**WHAT YOU WILL DO**
Restate the entries below verbatim.

**DATA SECTION**
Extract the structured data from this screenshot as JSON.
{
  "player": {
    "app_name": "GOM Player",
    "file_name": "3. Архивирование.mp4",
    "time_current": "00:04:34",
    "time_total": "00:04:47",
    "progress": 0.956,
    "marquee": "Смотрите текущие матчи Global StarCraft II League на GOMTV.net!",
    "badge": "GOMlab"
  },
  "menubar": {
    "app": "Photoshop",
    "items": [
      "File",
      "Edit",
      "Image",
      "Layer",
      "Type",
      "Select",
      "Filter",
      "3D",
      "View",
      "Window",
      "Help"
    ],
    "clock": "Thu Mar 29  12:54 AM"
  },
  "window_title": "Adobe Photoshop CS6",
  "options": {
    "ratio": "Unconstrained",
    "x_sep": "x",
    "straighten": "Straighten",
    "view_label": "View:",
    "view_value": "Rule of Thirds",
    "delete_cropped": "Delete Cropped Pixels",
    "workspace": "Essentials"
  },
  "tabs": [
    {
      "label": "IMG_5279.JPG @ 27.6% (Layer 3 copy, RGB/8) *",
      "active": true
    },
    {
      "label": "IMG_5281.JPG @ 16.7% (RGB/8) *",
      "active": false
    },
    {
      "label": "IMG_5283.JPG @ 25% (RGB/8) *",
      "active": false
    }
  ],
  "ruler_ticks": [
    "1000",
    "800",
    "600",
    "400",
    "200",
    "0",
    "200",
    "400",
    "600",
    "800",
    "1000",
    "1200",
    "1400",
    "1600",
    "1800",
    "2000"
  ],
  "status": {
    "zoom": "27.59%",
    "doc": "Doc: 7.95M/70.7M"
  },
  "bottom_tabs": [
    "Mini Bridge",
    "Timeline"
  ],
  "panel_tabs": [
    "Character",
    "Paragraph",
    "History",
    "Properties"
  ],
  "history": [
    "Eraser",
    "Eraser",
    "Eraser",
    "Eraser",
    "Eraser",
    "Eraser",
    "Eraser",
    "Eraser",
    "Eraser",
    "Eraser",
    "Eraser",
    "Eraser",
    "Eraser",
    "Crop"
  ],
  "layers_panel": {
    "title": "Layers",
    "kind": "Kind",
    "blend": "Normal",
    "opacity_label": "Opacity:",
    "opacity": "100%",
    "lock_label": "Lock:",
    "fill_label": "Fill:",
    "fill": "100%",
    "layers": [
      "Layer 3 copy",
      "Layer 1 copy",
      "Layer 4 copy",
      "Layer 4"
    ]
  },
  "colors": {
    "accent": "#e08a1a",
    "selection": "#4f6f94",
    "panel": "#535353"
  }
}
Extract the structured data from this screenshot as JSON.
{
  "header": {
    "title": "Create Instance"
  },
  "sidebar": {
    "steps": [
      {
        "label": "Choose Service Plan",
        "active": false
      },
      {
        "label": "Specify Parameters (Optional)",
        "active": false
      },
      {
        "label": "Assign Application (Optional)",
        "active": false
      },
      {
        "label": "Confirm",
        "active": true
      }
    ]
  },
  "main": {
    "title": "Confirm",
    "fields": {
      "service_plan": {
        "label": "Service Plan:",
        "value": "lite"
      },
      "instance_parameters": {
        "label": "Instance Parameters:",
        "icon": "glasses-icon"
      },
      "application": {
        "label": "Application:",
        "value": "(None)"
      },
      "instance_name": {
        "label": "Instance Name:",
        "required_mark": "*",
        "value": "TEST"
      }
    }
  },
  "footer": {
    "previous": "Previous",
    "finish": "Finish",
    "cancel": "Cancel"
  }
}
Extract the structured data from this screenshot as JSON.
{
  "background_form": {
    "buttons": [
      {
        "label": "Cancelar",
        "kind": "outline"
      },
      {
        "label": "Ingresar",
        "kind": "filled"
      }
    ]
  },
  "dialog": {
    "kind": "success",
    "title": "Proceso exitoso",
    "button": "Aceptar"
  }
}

**PROBLEM SOLUTION**
Extract the structured data from this screenshot as JSON.
{
  "player": {
    "app_name": "GOM Player",
    "file_name": "3. Архивирование.mp4",
    "time_current": "00:04:34",
    "time_total": "00:04:47",
    "progress": 0.956,
    "marquee": "Смотрите текущие матчи Global StarCraft II League на GOMTV.net!",
    "badge": "GOMlab"
  },
  "menubar": {
    "app": "Photoshop",
    "items": [
      "File",
      "Edit",
      "Image",
      "Layer",
      "Type",
      "Select",
      "Filter",
      "3D",
      "View",
      "Window",
      "Help"
    ],
    "clock": "Thu Mar 29  12:54 AM"
  },
  "window_title": "Adobe Photoshop CS6",
  "options": {
    "ratio": "Unconstrained",
    "x_sep": "x",
    "straighten": "Straighten",
    "view_label": "View:",
    "view_value": "Rule of Thirds",
    "delete_cropped": "Delete Cropped Pixels",
    "workspace": "Essentials"
  },
  "tabs": [
    {
      "label": "IMG_5279.JPG @ 27.6% (Layer 3 copy, RGB/8) *",
      "active": true
    },
    {
      "label": "IMG_5281.JPG @ 16.7% (RGB/8) *",
      "active": false
    },
    {
      "label": "IMG_5283.JPG @ 25% (RGB/8) *",
      "active": false
    }
  ],
  "ruler_ticks": [
    "1000",
    "800",
    "600",
    "400",
    "200",
    "0",
    "200",
    "400",
    "600",
    "800",
    "1000",
    "1200",
    "1400",
    "1600",
    "1800",
    "2000"
  ],
  "status": {
    "zoom": "27.59%",
    "doc": "Doc: 7.95M/70.7M"
  },
  "bottom_tabs": [
    "Mini Bridge",
    "Timeline"
  ],
  "panel_tabs": [
    "Character",
    "Paragraph",
    "History",
    "Properties"
  ],
  "history": [
    "Eraser",
    "Eraser",
    "Eraser",
    "Eraser",
    "Eraser",
    "Eraser",
    "Eraser",
    "Eraser",
    "Eraser",
    "Eraser",
    "Eraser",
    "Eraser",
    "Eraser",
    "Crop"
  ],
  "layers_panel": {
    "title": "Layers",
    "kind": "Kind",
    "blend": "Normal",
    "opacity_label": "Opacity:",
    "opacity": "100%",
    "lock_label": "Lock:",
    "fill_label": "Fill:",
    "fill": "100%",
    "layers": [
      "Layer 3 copy",
      "Layer 1 copy",
      "Layer 4 copy",
      "Layer 4"
    ]
  },
  "colors": {
    "accent": "#e08a1a",
    "selection": "#4f6f94",
    "panel": "#535353"
  }
}
Extract the structured data from this screenshot as JSON.
{
  "header": {
    "title": "Create Instance"
  },
  "sidebar": {
    "steps": [
      {
        "label": "Choose Service Plan",
        "active": false
      },
      {
        "label": "Specify Parameters (Optional)",
        "active": false
      },
      {
        "label": "Assign Application (Optional)",
        "active": false
      },
      {
        "label": "Confirm",
        "active": true
      }
    ]
  },
  "main": {
    "title": "Confirm",
    "fields": {
      "service_plan": {
        "label": "Service Plan:",
        "value": "lite"
      },
      "instance_parameters": {
        "label": "Instance Parameters:",
        "icon": "glasses-icon"
      },
      "application": {
        "label": "Application:",
        "value": "(None)"
      },
      "instance_name": {
        "label": "Instance Name:",
        "required_mark": "*",
        "value": "TEST"
      }
    }
  },
  "footer": {
    "previous": "Previous",
    "finish": "Finish",
    "cancel": "Cancel"
  }
}
Extract the structured data from this screenshot as JSON.
{
  "background_form": {
    "buttons": [
      {
        "label": "Cancelar",
        "kind": "outline"
      },
      {
        "label": "Ingresar",
        "kind": "filled"
      }
    ]
  },
  "dialog": {
    "kind": "success",
    "title": "Proceso exitoso",
    "button": "Aceptar"
  }
}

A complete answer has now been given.